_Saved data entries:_
## start
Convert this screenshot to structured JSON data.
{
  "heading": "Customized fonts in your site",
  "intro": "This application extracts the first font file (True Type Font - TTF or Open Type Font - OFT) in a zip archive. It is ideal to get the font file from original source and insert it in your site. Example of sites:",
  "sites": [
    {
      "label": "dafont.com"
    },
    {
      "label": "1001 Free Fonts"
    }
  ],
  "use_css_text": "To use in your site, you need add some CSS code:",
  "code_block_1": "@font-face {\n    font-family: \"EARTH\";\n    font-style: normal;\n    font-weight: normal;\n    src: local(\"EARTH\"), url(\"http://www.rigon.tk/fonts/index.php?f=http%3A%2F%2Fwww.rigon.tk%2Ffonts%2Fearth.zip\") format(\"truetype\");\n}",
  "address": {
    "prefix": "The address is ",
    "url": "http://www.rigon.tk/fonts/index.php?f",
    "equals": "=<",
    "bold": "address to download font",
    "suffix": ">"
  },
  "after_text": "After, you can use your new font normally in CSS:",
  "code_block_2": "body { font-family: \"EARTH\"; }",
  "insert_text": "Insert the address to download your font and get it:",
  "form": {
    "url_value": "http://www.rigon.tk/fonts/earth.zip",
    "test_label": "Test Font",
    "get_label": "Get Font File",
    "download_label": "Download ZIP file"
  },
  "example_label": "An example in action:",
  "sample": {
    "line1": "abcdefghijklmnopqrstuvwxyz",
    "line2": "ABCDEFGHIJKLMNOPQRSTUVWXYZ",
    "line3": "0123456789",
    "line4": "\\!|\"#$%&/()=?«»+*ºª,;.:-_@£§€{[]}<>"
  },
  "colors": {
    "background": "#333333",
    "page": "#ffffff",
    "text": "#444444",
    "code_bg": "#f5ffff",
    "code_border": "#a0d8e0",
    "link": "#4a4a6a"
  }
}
## end
_Objective:_
Extract the complete listing verbatim.

_Solution to this problem:_
Convert this screenshot to structured JSON data.
{
  "heading": "Customized fonts in your site",
  "intro": "This application extracts the first font file (True Type Font - TTF or Open Type Font - OFT) in a zip archive. It is ideal to get the font file from original source and insert it in your site. Example of sites:",
  "sites": [
    {
      "label": "dafont.com"
    },
    {
      "label": "1001 Free Fonts"
    }
  ],
  "use_css_text": "To use in your site, you need add some CSS code:",
  "code_block_1": "@font-face {\n    font-family: \"EARTH\";\n    font-style: normal;\n    font-weight: normal;\n    src: local(\"EARTH\"), url(\"http://www.rigon.tk/fonts/index.php?f=http%3A%2F%2Fwww.rigon.tk%2Ffonts%2Fearth.zip\") format(\"truetype\");\n}",
  "address": {
    "prefix": "The address is ",
    "url": "http://www.rigon.tk/fonts/index.php?f",
    "equals": "=<",
    "bold": "address to download font",
    "suffix": ">"
  },
  "after_text": "After, you can use your new font normally in CSS:",
  "code_block_2": "body { font-family: \"EARTH\"; }",
  "insert_text": "Insert the address to download your font and get it:",
  "form": {
    "url_value": "http://www.rigon.tk/fonts/earth.zip",
    "test_label": "Test Font",
    "get_label": "Get Font File",
    "download_label": "Download ZIP file"
  },
  "example_label": "An example in action:",
  "sample": {
    "line1": "abcdefghijklmnopqrstuvwxyz",
    "line2": "ABCDEFGHIJKLMNOPQRSTUVWXYZ",
    "line3": "0123456789",
    "line4": "\\!|\"#$%&/()=?«»+*ºª,;.:-_@£§€{[]}<>"
  },
  "colors": {
    "background": "#333333",
    "page": "#ffffff",
    "text": "#444444",
    "code_bg": "#f5ffff",
    "code_border": "#a0d8e0",
    "link": "#4a4a6a"
  }
}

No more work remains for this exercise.